▶ _SET TASK_
Each line containing the word "CANTELLI" must be reported.

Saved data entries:
==================================================
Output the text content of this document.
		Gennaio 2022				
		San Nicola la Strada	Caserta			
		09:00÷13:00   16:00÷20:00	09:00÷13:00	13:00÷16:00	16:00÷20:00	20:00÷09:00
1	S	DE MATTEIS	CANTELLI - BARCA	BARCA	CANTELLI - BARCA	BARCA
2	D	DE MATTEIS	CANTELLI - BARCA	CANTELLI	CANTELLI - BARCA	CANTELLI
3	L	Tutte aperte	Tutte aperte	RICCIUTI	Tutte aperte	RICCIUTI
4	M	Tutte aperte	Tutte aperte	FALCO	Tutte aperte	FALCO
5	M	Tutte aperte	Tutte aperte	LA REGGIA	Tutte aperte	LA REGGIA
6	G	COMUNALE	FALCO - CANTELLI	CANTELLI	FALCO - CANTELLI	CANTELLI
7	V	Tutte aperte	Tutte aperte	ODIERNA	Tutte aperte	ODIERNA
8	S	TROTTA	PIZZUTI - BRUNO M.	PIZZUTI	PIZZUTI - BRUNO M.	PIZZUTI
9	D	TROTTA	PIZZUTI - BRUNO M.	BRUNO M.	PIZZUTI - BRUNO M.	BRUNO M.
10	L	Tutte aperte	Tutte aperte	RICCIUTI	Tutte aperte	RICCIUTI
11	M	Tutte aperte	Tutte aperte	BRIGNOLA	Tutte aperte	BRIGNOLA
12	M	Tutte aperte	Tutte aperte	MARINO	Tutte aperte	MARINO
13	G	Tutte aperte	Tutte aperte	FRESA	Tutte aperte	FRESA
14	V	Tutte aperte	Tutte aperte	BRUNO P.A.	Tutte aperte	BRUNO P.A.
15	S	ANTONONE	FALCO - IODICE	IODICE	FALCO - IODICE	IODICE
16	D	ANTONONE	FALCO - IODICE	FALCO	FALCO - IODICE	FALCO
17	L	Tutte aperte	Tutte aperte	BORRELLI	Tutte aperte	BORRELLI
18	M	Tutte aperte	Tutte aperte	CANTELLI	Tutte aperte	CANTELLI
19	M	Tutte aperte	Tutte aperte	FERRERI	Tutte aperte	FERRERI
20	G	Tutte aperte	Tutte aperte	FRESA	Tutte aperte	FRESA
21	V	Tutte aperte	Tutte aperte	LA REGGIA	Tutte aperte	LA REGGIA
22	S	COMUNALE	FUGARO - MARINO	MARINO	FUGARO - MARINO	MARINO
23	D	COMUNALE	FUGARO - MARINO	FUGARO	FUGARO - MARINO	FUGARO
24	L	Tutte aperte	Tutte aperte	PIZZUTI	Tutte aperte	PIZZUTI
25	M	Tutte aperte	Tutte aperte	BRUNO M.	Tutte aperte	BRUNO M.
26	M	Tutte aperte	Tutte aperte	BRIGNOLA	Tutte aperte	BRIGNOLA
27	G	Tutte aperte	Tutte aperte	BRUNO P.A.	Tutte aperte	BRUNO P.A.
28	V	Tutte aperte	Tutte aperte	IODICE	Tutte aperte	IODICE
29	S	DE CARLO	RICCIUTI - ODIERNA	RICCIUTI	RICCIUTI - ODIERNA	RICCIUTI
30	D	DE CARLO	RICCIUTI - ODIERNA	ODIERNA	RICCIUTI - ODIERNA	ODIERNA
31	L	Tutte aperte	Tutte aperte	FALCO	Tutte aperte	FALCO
==================================================
▶ _RESPONSE TO THE EXERCISE_
1	S	DE MATTEIS	CANTELLI - BARCA	BARCA	CANTELLI - BARCA	BARCA
2	D	DE MATTEIS	CANTELLI - BARCA	CANTELLI	CANTELLI - BARCA	CANTELLI
6	G	COMUNALE	FALCO - CANTELLI	CANTELLI	FALCO - CANTELLI	CANTELLI
18	M	Tutte aperte	Tutte aperte	CANTELLI	Tutte aperte	CANTELLI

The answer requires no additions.